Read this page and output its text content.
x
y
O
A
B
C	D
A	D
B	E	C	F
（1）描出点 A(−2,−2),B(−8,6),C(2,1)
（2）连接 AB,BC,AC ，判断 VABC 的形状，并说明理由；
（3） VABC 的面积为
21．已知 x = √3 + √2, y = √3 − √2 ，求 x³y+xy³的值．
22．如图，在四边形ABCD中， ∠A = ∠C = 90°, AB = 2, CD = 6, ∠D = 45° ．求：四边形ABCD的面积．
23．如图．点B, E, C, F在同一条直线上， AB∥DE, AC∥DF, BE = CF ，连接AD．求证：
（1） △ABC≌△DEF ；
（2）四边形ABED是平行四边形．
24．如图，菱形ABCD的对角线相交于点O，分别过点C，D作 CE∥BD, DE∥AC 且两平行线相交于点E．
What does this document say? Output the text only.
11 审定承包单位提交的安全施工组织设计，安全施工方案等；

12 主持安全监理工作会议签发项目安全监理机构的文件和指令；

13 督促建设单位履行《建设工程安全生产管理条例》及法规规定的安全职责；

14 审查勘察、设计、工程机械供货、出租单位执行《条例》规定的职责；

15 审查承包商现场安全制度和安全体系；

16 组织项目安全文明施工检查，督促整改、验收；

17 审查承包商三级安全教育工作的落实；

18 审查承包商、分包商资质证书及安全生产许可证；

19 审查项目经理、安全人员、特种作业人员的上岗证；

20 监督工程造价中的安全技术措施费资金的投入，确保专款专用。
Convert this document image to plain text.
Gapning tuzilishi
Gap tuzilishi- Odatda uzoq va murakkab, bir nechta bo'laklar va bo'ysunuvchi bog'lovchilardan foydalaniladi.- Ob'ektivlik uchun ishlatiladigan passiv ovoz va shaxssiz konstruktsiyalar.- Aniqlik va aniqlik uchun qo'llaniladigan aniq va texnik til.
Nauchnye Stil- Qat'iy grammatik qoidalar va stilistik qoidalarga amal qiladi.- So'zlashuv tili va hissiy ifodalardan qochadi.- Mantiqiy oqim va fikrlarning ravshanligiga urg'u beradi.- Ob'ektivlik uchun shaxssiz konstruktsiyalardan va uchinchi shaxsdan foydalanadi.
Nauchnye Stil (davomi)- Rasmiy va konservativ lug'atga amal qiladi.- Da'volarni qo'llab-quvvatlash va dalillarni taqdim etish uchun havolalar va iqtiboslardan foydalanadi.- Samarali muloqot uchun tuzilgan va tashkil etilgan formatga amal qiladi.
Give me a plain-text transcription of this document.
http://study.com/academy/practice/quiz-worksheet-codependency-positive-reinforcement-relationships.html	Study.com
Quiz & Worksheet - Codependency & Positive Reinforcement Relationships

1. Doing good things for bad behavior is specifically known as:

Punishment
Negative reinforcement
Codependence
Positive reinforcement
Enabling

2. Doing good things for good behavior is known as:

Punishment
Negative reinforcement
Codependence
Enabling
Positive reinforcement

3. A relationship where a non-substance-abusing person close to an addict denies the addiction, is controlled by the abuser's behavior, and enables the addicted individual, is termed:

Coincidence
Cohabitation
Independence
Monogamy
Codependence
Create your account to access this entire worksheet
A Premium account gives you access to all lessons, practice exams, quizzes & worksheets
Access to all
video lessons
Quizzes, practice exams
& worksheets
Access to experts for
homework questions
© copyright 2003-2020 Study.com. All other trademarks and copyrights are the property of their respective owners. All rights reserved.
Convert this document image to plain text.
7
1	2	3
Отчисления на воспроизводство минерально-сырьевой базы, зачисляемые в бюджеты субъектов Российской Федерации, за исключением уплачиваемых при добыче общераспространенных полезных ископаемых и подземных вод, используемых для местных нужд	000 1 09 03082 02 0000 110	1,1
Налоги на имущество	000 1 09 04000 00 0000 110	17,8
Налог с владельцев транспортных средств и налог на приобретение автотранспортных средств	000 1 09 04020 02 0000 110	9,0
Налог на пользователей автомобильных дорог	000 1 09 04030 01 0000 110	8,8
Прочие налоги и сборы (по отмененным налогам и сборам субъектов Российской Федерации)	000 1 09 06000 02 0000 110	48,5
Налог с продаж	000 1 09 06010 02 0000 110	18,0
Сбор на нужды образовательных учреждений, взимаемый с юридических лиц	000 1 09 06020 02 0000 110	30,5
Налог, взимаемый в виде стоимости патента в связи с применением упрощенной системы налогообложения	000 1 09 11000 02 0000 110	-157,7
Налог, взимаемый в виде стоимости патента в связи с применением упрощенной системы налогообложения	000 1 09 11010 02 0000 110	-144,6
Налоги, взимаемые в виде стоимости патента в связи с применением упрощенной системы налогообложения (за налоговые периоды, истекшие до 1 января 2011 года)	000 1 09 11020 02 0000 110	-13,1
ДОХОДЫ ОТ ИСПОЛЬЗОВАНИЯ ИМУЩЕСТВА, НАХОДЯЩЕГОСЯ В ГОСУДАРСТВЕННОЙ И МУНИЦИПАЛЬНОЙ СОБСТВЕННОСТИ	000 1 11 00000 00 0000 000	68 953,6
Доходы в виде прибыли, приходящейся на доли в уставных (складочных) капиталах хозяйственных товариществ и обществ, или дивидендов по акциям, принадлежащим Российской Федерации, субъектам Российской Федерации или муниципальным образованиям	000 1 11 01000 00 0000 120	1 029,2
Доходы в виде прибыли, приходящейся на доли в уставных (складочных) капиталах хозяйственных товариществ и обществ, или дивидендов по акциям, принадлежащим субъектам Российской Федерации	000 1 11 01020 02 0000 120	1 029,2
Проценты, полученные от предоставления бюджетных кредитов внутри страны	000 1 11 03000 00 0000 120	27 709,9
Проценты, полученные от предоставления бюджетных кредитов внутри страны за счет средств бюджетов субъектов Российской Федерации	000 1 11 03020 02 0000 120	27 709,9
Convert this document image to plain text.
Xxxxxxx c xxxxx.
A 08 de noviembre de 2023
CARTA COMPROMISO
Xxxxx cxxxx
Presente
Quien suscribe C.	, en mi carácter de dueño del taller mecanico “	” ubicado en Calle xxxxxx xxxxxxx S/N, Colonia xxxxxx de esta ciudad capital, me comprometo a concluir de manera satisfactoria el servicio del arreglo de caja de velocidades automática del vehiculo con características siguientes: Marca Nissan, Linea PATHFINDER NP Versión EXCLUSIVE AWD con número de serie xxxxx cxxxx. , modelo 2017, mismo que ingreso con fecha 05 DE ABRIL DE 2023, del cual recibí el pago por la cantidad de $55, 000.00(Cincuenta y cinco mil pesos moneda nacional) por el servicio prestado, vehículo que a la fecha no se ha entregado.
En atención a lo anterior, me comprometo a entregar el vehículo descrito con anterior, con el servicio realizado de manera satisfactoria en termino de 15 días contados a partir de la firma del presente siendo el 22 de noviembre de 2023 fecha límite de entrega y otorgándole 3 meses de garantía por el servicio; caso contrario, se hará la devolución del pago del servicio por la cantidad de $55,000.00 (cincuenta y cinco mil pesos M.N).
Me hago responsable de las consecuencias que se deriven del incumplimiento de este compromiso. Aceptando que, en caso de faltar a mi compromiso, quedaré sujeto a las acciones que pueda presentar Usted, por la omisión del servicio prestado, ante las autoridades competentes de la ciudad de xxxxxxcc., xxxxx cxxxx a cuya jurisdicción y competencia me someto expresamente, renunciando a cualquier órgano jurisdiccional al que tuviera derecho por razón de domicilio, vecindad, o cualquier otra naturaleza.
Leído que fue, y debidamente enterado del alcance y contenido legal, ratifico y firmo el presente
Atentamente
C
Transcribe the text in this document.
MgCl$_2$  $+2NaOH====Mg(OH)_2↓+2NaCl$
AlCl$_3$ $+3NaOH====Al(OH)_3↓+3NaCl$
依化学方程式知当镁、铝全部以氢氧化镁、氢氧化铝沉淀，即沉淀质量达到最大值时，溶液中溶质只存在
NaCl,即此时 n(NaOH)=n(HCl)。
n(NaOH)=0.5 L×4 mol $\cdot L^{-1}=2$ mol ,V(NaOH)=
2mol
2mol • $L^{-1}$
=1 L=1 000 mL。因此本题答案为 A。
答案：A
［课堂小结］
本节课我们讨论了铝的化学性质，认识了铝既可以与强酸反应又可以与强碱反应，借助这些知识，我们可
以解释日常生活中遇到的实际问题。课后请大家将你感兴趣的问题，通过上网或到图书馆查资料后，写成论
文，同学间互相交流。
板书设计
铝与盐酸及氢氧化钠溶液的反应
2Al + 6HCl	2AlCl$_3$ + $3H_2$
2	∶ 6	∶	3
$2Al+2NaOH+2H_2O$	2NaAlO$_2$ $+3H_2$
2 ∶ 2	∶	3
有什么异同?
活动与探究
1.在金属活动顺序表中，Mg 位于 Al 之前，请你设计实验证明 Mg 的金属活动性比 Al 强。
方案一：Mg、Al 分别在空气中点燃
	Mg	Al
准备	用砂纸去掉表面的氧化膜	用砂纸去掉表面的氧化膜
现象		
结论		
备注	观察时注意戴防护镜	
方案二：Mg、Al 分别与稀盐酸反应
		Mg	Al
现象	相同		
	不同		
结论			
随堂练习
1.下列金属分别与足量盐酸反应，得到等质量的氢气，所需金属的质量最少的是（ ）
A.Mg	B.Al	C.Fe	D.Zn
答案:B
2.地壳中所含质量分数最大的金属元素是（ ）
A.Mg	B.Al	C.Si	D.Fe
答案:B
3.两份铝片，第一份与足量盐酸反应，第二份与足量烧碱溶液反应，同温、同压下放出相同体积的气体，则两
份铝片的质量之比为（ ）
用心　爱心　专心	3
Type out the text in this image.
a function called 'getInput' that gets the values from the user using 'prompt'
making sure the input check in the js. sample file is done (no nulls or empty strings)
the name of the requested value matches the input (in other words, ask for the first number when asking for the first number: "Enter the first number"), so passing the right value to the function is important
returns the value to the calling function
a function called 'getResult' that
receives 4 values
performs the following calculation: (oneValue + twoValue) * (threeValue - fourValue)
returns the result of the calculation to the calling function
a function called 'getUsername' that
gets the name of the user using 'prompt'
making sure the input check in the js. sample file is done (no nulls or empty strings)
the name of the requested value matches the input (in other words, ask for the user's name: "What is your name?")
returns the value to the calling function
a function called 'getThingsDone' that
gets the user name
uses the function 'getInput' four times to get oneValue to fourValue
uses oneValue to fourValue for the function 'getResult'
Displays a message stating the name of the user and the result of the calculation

⁂

YOUR OBJECTIVE>
Reply with one number only, the count of lines above that hold the string "патента".

TASK RESULT>
3